» **WHAT YOU NEED TO DO**: Below are some records; reproduce every one of them exactly.

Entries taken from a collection
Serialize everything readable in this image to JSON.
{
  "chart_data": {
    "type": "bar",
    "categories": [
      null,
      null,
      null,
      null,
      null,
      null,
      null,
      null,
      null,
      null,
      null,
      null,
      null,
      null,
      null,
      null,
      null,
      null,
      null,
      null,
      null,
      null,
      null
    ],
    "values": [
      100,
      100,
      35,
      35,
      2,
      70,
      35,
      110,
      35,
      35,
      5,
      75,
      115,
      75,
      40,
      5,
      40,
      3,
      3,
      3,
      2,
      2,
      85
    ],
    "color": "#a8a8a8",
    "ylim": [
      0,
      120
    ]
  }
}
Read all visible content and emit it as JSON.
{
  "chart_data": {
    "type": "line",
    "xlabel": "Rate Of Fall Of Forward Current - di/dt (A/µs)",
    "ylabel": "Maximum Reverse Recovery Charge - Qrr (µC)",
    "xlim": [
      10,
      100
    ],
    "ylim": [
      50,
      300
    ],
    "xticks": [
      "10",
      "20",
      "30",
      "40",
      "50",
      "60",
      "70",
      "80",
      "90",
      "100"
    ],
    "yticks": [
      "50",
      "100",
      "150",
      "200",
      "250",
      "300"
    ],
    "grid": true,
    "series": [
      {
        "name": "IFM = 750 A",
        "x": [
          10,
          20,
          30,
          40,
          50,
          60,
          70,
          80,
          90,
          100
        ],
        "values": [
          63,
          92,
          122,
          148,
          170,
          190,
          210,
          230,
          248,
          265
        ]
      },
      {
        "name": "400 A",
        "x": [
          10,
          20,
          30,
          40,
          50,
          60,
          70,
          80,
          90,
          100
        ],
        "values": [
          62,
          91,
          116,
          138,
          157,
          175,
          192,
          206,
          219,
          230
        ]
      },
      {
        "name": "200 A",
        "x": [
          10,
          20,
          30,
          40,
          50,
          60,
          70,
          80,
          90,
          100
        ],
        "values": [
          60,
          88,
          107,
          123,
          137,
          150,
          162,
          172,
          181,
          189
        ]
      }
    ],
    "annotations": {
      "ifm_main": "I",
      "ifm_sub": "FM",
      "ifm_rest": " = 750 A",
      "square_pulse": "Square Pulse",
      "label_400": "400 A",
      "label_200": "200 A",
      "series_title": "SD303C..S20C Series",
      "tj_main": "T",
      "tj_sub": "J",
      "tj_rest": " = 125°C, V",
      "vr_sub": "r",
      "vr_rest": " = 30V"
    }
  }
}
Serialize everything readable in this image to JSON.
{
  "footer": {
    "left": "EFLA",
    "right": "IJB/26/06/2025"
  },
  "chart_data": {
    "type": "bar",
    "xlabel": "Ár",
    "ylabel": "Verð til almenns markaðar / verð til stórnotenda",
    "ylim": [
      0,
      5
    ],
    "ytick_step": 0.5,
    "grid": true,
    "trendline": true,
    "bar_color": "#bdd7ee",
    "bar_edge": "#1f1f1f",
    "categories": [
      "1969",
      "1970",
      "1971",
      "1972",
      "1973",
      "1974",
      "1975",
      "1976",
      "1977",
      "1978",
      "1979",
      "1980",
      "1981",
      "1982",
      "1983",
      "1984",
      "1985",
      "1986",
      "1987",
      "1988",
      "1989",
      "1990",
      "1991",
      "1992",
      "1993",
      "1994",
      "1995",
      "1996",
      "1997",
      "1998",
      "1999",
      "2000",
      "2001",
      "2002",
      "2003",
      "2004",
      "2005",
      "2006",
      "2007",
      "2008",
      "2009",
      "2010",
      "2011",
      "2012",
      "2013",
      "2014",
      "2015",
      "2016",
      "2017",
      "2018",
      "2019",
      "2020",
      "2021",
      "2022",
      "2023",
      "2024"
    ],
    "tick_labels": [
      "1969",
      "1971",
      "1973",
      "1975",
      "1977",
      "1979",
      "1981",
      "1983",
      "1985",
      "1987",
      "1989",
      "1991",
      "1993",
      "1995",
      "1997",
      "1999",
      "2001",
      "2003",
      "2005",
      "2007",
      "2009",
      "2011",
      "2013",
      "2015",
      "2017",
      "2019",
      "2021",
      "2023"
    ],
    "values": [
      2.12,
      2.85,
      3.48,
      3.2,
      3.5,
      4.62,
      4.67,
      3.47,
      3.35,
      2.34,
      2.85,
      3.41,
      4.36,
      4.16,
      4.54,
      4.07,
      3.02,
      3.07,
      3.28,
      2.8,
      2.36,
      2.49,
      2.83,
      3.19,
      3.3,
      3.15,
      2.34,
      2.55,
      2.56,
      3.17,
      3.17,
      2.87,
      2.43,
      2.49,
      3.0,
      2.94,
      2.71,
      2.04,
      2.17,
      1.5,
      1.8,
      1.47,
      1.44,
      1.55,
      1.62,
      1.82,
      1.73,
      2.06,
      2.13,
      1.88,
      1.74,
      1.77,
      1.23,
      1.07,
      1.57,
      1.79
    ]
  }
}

» **EXERCISE SOLUTION**:
Serialize everything readable in this image to JSON.
{
  "chart_data": {
    "type": "bar",
    "categories": [
      null,
      null,
      null,
      null,
      null,
      null,
      null,
      null,
      null,
      null,
      null,
      null,
      null,
      null,
      null,
      null,
      null,
      null,
      null,
      null,
      null,
      null,
      null
    ],
    "values": [
      100,
      100,
      35,
      35,
      2,
      70,
      35,
      110,
      35,
      35,
      5,
      75,
      115,
      75,
      40,
      5,
      40,
      3,
      3,
      3,
      2,
      2,
      85
    ],
    "color": "#a8a8a8",
    "ylim": [
      0,
      120
    ]
  }
}
Read all visible content and emit it as JSON.
{
  "chart_data": {
    "type": "line",
    "xlabel": "Rate Of Fall Of Forward Current - di/dt (A/µs)",
    "ylabel": "Maximum Reverse Recovery Charge - Qrr (µC)",
    "xlim": [
      10,
      100
    ],
    "ylim": [
      50,
      300
    ],
    "xticks": [
      "10",
      "20",
      "30",
      "40",
      "50",
      "60",
      "70",
      "80",
      "90",
      "100"
    ],
    "yticks": [
      "50",
      "100",
      "150",
      "200",
      "250",
      "300"
    ],
    "grid": true,
    "series": [
      {
        "name": "IFM = 750 A",
        "x": [
          10,
          20,
          30,
          40,
          50,
          60,
          70,
          80,
          90,
          100
        ],
        "values": [
          63,
          92,
          122,
          148,
          170,
          190,
          210,
          230,
          248,
          265
        ]
      },
      {
        "name": "400 A",
        "x": [
          10,
          20,
          30,
          40,
          50,
          60,
          70,
          80,
          90,
          100
        ],
        "values": [
          62,
          91,
          116,
          138,
          157,
          175,
          192,
          206,
          219,
          230
        ]
      },
      {
        "name": "200 A",
        "x": [
          10,
          20,
          30,
          40,
          50,
          60,
          70,
          80,
          90,
          100
        ],
        "values": [
          60,
          88,
          107,
          123,
          137,
          150,
          162,
          172,
          181,
          189
        ]
      }
    ],
    "annotations": {
      "ifm_main": "I",
      "ifm_sub": "FM",
      "ifm_rest": " = 750 A",
      "square_pulse": "Square Pulse",
      "label_400": "400 A",
      "label_200": "200 A",
      "series_title": "SD303C..S20C Series",
      "tj_main": "T",
      "tj_sub": "J",
      "tj_rest": " = 125°C, V",
      "vr_sub": "r",
      "vr_rest": " = 30V"
    }
  }
}
Serialize everything readable in this image to JSON.
{
  "footer": {
    "left": "EFLA",
    "right": "IJB/26/06/2025"
  },
  "chart_data": {
    "type": "bar",
    "xlabel": "Ár",
    "ylabel": "Verð til almenns markaðar / verð til stórnotenda",
    "ylim": [
      0,
      5
    ],
    "ytick_step": 0.5,
    "grid": true,
    "trendline": true,
    "bar_color": "#bdd7ee",
    "bar_edge": "#1f1f1f",
    "categories": [
      "1969",
      "1970",
      "1971",
      "1972",
      "1973",
      "1974",
      "1975",
      "1976",
      "1977",
      "1978",
      "1979",
      "1980",
      "1981",
      "1982",
      "1983",
      "1984",
      "1985",
      "1986",
      "1987",
      "1988",
      "1989",
      "1990",
      "1991",
      "1992",
      "1993",
      "1994",
      "1995",
      "1996",
      "1997",
      "1998",
      "1999",
      "2000",
      "2001",
      "2002",
      "2003",
      "2004",
      "2005",
      "2006",
      "2007",
      "2008",
      "2009",
      "2010",
      "2011",
      "2012",
      "2013",
      "2014",
      "2015",
      "2016",
      "2017",
      "2018",
      "2019",
      "2020",
      "2021",
      "2022",
      "2023",
      "2024"
    ],
    "tick_labels": [
      "1969",
      "1971",
      "1973",
      "1975",
      "1977",
      "1979",
      "1981",
      "1983",
      "1985",
      "1987",
      "1989",
      "1991",
      "1993",
      "1995",
      "1997",
      "1999",
      "2001",
      "2003",
      "2005",
      "2007",
      "2009",
      "2011",
      "2013",
      "2015",
      "2017",
      "2019",
      "2021",
      "2023"
    ],
    "values": [
      2.12,
      2.85,
      3.48,
      3.2,
      3.5,
      4.62,
      4.67,
      3.47,
      3.35,
      2.34,
      2.85,
      3.41,
      4.36,
      4.16,
      4.54,
      4.07,
      3.02,
      3.07,
      3.28,
      2.8,
      2.36,
      2.49,
      2.83,
      3.19,
      3.3,
      3.15,
      2.34,
      2.55,
      2.56,
      3.17,
      3.17,
      2.87,
      2.43,
      2.49,
      3.0,
      2.94,
      2.71,
      2.04,
      2.17,
      1.5,
      1.8,
      1.47,
      1.44,
      1.55,
      1.62,
      1.82,
      1.73,
      2.06,
      2.13,
      1.88,
      1.74,
      1.77,
      1.23,
      1.07,
      1.57,
      1.79
    ]
  }
}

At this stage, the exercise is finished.